Data entries
______
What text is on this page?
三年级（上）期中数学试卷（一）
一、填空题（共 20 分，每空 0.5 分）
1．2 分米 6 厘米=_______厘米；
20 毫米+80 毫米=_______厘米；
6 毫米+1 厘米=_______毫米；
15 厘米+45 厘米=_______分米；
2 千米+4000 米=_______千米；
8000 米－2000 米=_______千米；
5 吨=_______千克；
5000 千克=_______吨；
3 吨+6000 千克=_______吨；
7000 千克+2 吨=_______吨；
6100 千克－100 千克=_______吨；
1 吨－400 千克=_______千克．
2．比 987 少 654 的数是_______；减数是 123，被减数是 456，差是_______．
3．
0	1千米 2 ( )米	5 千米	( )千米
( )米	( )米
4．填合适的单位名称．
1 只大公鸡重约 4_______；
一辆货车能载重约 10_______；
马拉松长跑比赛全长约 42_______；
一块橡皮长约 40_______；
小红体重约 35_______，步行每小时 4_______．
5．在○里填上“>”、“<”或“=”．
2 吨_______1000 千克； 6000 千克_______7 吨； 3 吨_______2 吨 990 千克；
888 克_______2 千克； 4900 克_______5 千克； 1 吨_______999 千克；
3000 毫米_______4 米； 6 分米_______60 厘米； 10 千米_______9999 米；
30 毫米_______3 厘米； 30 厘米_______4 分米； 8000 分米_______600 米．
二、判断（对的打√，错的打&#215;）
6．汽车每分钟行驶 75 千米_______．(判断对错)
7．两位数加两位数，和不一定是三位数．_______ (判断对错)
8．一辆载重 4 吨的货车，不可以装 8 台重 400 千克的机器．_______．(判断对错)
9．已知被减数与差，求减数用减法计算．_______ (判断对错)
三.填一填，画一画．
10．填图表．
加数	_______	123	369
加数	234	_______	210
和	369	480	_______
______
= SET TASK =
Filter the data for the string "判断对错" and copy every line that has it.

= RESPONSE TO THE TASK =
6．汽车每分钟行驶 75 千米_______．(判断对错)
7．两位数加两位数，和不一定是三位数．_______ (判断对错)
8．一辆载重 4 吨的货车，不可以装 8 台重 400 千克的机器．_______．(判断对错)
9．已知被减数与差，求减数用减法计算．_______ (判断对错)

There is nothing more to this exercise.